▸ **The problem**
Reproduce every entry exactly.

▸ **Exercise inputs**
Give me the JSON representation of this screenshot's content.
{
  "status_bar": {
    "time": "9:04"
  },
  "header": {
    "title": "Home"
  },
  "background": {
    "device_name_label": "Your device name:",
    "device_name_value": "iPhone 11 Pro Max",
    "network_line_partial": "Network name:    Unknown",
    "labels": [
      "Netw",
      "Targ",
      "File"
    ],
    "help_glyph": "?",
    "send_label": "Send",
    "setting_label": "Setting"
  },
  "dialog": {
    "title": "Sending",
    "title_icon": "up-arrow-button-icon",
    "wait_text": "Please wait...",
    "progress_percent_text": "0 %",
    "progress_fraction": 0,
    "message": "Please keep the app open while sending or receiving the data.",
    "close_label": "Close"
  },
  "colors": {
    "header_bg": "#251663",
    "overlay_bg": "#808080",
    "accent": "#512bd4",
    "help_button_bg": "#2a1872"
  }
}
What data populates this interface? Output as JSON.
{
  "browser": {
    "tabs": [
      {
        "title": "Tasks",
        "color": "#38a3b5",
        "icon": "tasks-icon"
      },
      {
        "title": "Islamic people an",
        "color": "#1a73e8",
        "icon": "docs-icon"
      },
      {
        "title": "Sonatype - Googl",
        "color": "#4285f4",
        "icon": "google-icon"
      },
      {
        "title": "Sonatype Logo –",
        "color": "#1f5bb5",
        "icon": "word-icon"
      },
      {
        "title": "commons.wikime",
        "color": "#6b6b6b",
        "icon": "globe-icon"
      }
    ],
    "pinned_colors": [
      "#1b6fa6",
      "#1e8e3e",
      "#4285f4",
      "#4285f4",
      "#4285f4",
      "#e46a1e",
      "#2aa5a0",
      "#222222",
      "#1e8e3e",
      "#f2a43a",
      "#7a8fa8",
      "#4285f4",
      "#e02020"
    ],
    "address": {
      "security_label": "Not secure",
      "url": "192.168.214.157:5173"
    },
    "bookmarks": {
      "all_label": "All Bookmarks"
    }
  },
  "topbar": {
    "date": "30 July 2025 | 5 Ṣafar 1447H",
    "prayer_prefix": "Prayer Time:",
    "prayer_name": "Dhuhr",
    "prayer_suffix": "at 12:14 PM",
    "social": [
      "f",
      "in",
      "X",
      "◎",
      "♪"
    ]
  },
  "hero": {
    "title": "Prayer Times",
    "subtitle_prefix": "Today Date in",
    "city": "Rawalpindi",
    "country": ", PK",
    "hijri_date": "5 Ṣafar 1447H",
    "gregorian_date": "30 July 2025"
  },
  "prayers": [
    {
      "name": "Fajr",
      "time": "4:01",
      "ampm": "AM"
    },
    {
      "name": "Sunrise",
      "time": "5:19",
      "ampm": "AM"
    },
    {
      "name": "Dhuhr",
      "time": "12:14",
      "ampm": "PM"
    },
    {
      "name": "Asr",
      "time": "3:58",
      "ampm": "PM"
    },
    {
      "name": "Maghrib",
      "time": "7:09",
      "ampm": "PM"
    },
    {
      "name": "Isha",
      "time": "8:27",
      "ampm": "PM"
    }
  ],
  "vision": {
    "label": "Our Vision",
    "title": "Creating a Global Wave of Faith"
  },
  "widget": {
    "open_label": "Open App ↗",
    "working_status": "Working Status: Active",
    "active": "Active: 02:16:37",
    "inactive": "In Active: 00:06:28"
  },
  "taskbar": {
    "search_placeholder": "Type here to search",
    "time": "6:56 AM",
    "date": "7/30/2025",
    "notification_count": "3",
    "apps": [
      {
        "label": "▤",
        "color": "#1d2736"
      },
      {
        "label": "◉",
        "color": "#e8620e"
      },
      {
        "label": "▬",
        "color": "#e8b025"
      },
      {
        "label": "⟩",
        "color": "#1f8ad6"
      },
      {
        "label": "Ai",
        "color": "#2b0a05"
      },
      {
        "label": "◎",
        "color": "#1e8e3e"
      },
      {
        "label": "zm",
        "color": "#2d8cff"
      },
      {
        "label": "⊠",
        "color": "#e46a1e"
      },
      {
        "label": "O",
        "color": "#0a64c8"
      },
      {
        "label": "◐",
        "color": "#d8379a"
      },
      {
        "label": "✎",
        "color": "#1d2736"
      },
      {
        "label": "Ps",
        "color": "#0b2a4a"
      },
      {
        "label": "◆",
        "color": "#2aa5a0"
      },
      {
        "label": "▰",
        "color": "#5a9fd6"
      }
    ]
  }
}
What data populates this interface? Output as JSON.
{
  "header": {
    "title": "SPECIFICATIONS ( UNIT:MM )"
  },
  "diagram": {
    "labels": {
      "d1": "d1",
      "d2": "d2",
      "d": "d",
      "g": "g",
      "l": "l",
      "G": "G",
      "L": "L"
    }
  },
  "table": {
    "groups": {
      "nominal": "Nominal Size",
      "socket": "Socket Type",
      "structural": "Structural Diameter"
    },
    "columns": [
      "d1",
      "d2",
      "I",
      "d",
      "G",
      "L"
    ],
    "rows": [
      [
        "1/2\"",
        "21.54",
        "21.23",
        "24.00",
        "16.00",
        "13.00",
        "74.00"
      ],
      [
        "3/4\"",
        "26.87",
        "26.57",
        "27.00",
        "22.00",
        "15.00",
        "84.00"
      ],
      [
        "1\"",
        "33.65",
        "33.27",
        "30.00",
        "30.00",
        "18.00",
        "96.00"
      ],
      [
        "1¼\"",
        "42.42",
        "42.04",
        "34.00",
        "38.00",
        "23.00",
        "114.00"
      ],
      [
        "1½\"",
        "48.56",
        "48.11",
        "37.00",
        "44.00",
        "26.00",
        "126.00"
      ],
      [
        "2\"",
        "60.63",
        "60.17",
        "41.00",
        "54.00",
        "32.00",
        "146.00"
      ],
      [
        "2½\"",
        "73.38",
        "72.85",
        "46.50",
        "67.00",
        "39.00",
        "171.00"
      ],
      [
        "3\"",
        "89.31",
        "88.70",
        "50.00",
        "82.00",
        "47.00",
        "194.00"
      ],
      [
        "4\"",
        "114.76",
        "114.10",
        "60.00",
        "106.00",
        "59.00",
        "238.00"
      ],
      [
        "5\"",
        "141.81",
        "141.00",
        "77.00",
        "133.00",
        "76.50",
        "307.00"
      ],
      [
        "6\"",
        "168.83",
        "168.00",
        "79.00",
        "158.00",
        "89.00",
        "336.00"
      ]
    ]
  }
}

▸ **Correct result**
Give me the JSON representation of this screenshot's content.
{
  "status_bar": {
    "time": "9:04"
  },
  "header": {
    "title": "Home"
  },
  "background": {
    "device_name_label": "Your device name:",
    "device_name_value": "iPhone 11 Pro Max",
    "network_line_partial": "Network name:    Unknown",
    "labels": [
      "Netw",
      "Targ",
      "File"
    ],
    "help_glyph": "?",
    "send_label": "Send",
    "setting_label": "Setting"
  },
  "dialog": {
    "title": "Sending",
    "title_icon": "up-arrow-button-icon",
    "wait_text": "Please wait...",
    "progress_percent_text": "0 %",
    "progress_fraction": 0,
    "message": "Please keep the app open while sending or receiving the data.",
    "close_label": "Close"
  },
  "colors": {
    "header_bg": "#251663",
    "overlay_bg": "#808080",
    "accent": "#512bd4",
    "help_button_bg": "#2a1872"
  }
}
What data populates this interface? Output as JSON.
{
  "browser": {
    "tabs": [
      {
        "title": "Tasks",
        "color": "#38a3b5",
        "icon": "tasks-icon"
      },
      {
        "title": "Islamic people an",
        "color": "#1a73e8",
        "icon": "docs-icon"
      },
      {
        "title": "Sonatype - Googl",
        "color": "#4285f4",
        "icon": "google-icon"
      },
      {
        "title": "Sonatype Logo –",
        "color": "#1f5bb5",
        "icon": "word-icon"
      },
      {
        "title": "commons.wikime",
        "color": "#6b6b6b",
        "icon": "globe-icon"
      }
    ],
    "pinned_colors": [
      "#1b6fa6",
      "#1e8e3e",
      "#4285f4",
      "#4285f4",
      "#4285f4",
      "#e46a1e",
      "#2aa5a0",
      "#222222",
      "#1e8e3e",
      "#f2a43a",
      "#7a8fa8",
      "#4285f4",
      "#e02020"
    ],
    "address": {
      "security_label": "Not secure",
      "url": "192.168.214.157:5173"
    },
    "bookmarks": {
      "all_label": "All Bookmarks"
    }
  },
  "topbar": {
    "date": "30 July 2025 | 5 Ṣafar 1447H",
    "prayer_prefix": "Prayer Time:",
    "prayer_name": "Dhuhr",
    "prayer_suffix": "at 12:14 PM",
    "social": [
      "f",
      "in",
      "X",
      "◎",
      "♪"
    ]
  },
  "hero": {
    "title": "Prayer Times",
    "subtitle_prefix": "Today Date in",
    "city": "Rawalpindi",
    "country": ", PK",
    "hijri_date": "5 Ṣafar 1447H",
    "gregorian_date": "30 July 2025"
  },
  "prayers": [
    {
      "name": "Fajr",
      "time": "4:01",
      "ampm": "AM"
    },
    {
      "name": "Sunrise",
      "time": "5:19",
      "ampm": "AM"
    },
    {
      "name": "Dhuhr",
      "time": "12:14",
      "ampm": "PM"
    },
    {
      "name": "Asr",
      "time": "3:58",
      "ampm": "PM"
    },
    {
      "name": "Maghrib",
      "time": "7:09",
      "ampm": "PM"
    },
    {
      "name": "Isha",
      "time": "8:27",
      "ampm": "PM"
    }
  ],
  "vision": {
    "label": "Our Vision",
    "title": "Creating a Global Wave of Faith"
  },
  "widget": {
    "open_label": "Open App ↗",
    "working_status": "Working Status: Active",
    "active": "Active: 02:16:37",
    "inactive": "In Active: 00:06:28"
  },
  "taskbar": {
    "search_placeholder": "Type here to search",
    "time": "6:56 AM",
    "date": "7/30/2025",
    "notification_count": "3",
    "apps": [
      {
        "label": "▤",
        "color": "#1d2736"
      },
      {
        "label": "◉",
        "color": "#e8620e"
      },
      {
        "label": "▬",
        "color": "#e8b025"
      },
      {
        "label": "⟩",
        "color": "#1f8ad6"
      },
      {
        "label": "Ai",
        "color": "#2b0a05"
      },
      {
        "label": "◎",
        "color": "#1e8e3e"
      },
      {
        "label": "zm",
        "color": "#2d8cff"
      },
      {
        "label": "⊠",
        "color": "#e46a1e"
      },
      {
        "label": "O",
        "color": "#0a64c8"
      },
      {
        "label": "◐",
        "color": "#d8379a"
      },
      {
        "label": "✎",
        "color": "#1d2736"
      },
      {
        "label": "Ps",
        "color": "#0b2a4a"
      },
      {
        "label": "◆",
        "color": "#2aa5a0"
      },
      {
        "label": "▰",
        "color": "#5a9fd6"
      }
    ]
  }
}
What data populates this interface? Output as JSON.
{
  "header": {
    "title": "SPECIFICATIONS ( UNIT:MM )"
  },
  "diagram": {
    "labels": {
      "d1": "d1",
      "d2": "d2",
      "d": "d",
      "g": "g",
      "l": "l",
      "G": "G",
      "L": "L"
    }
  },
  "table": {
    "groups": {
      "nominal": "Nominal Size",
      "socket": "Socket Type",
      "structural": "Structural Diameter"
    },
    "columns": [
      "d1",
      "d2",
      "I",
      "d",
      "G",
      "L"
    ],
    "rows": [
      [
        "1/2\"",
        "21.54",
        "21.23",
        "24.00",
        "16.00",
        "13.00",
        "74.00"
      ],
      [
        "3/4\"",
        "26.87",
        "26.57",
        "27.00",
        "22.00",
        "15.00",
        "84.00"
      ],
      [
        "1\"",
        "33.65",
        "33.27",
        "30.00",
        "30.00",
        "18.00",
        "96.00"
      ],
      [
        "1¼\"",
        "42.42",
        "42.04",
        "34.00",
        "38.00",
        "23.00",
        "114.00"
      ],
      [
        "1½\"",
        "48.56",
        "48.11",
        "37.00",
        "44.00",
        "26.00",
        "126.00"
      ],
      [
        "2\"",
        "60.63",
        "60.17",
        "41.00",
        "54.00",
        "32.00",
        "146.00"
      ],
      [
        "2½\"",
        "73.38",
        "72.85",
        "46.50",
        "67.00",
        "39.00",
        "171.00"
      ],
      [
        "3\"",
        "89.31",
        "88.70",
        "50.00",
        "82.00",
        "47.00",
        "194.00"
      ],
      [
        "4\"",
        "114.76",
        "114.10",
        "60.00",
        "106.00",
        "59.00",
        "238.00"
      ],
      [
        "5\"",
        "141.81",
        "141.00",
        "77.00",
        "133.00",
        "76.50",
        "307.00"
      ],
      [
        "6\"",
        "168.83",
        "168.00",
        "79.00",
        "158.00",
        "89.00",
        "336.00"
      ]
    ]
  }
}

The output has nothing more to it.